Go through the data below and copy it exactly, skipping every picture.

# [SUPPLIED INFORMATION]
>> begin
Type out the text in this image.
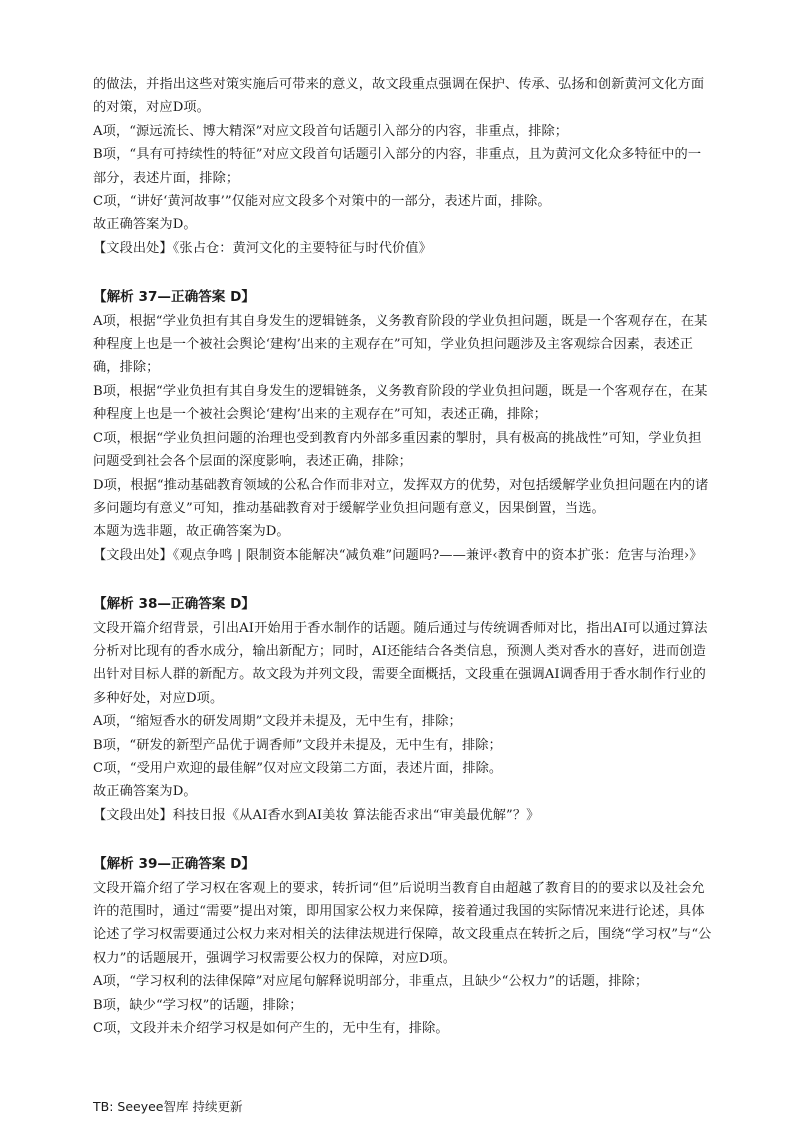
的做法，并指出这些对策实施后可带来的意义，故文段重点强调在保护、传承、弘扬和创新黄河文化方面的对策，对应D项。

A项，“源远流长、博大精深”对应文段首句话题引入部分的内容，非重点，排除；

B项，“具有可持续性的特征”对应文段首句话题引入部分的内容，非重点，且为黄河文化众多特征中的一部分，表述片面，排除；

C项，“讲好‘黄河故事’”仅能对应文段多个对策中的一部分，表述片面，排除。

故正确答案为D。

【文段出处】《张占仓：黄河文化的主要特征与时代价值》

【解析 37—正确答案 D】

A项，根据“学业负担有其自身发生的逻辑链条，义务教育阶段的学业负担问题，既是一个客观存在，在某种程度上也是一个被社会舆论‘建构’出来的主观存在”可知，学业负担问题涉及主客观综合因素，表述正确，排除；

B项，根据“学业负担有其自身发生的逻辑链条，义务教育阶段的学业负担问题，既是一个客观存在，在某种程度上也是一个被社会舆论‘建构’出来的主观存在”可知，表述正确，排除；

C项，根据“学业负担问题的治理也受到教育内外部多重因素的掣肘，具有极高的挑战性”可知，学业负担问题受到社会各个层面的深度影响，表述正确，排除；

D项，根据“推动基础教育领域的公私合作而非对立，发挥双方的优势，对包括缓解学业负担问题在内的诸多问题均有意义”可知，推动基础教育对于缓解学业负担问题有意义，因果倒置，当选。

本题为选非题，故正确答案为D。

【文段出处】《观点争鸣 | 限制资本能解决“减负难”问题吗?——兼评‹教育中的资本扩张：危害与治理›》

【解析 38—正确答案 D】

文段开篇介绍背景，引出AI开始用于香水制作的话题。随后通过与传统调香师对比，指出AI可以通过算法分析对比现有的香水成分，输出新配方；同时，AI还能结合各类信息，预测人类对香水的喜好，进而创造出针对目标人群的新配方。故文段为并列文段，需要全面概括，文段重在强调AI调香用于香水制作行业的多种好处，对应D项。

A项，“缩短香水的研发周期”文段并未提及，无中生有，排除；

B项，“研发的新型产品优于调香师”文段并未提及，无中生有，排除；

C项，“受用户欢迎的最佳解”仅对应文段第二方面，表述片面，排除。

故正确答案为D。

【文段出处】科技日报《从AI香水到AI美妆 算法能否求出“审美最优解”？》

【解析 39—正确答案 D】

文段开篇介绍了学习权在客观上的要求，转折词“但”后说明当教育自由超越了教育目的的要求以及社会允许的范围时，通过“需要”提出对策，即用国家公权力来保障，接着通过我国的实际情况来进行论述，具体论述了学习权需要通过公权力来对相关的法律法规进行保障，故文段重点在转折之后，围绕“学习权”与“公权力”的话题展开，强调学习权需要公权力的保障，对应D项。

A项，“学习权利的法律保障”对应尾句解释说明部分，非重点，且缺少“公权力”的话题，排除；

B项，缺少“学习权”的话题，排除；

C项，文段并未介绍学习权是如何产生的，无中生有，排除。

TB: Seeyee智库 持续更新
>> end
# [ANSWER TO THE PROBLEM]
Type out the text in this image.
的做法，并指出这些对策实施后可带来的意义，故文段重点强调在保护、传承、弘扬和创新黄河文化方面的对策，对应D项。

A项，“源远流长、博大精深”对应文段首句话题引入部分的内容，非重点，排除；

B项，“具有可持续性的特征”对应文段首句话题引入部分的内容，非重点，且为黄河文化众多特征中的一部分，表述片面，排除；

C项，“讲好‘黄河故事’”仅能对应文段多个对策中的一部分，表述片面，排除。

故正确答案为D。

【文段出处】《张占仓：黄河文化的主要特征与时代价值》

【解析 37—正确答案 D】

A项，根据“学业负担有其自身发生的逻辑链条，义务教育阶段的学业负担问题，既是一个客观存在，在某种程度上也是一个被社会舆论‘建构’出来的主观存在”可知，学业负担问题涉及主客观综合因素，表述正确，排除；

B项，根据“学业负担有其自身发生的逻辑链条，义务教育阶段的学业负担问题，既是一个客观存在，在某种程度上也是一个被社会舆论‘建构’出来的主观存在”可知，表述正确，排除；

C项，根据“学业负担问题的治理也受到教育内外部多重因素的掣肘，具有极高的挑战性”可知，学业负担问题受到社会各个层面的深度影响，表述正确，排除；

D项，根据“推动基础教育领域的公私合作而非对立，发挥双方的优势，对包括缓解学业负担问题在内的诸多问题均有意义”可知，推动基础教育对于缓解学业负担问题有意义，因果倒置，当选。

本题为选非题，故正确答案为D。

【文段出处】《观点争鸣 | 限制资本能解决“减负难”问题吗?——兼评‹教育中的资本扩张：危害与治理›》

【解析 38—正确答案 D】

文段开篇介绍背景，引出AI开始用于香水制作的话题。随后通过与传统调香师对比，指出AI可以通过算法分析对比现有的香水成分，输出新配方；同时，AI还能结合各类信息，预测人类对香水的喜好，进而创造出针对目标人群的新配方。故文段为并列文段，需要全面概括，文段重在强调AI调香用于香水制作行业的多种好处，对应D项。

A项，“缩短香水的研发周期”文段并未提及，无中生有，排除；

B项，“研发的新型产品优于调香师”文段并未提及，无中生有，排除；

C项，“受用户欢迎的最佳解”仅对应文段第二方面，表述片面，排除。

故正确答案为D。

【文段出处】科技日报《从AI香水到AI美妆 算法能否求出“审美最优解”？》

【解析 39—正确答案 D】

文段开篇介绍了学习权在客观上的要求，转折词“但”后说明当教育自由超越了教育目的的要求以及社会允许的范围时，通过“需要”提出对策，即用国家公权力来保障，接着通过我国的实际情况来进行论述，具体论述了学习权需要通过公权力来对相关的法律法规进行保障，故文段重点在转折之后，围绕“学习权”与“公权力”的话题展开，强调学习权需要公权力的保障，对应D项。

A项，“学习权利的法律保障”对应尾句解释说明部分，非重点，且缺少“公权力”的话题，排除；

B项，缺少“学习权”的话题，排除；

C项，文段并未介绍学习权是如何产生的，无中生有，排除。

TB: Seeyee智库 持续更新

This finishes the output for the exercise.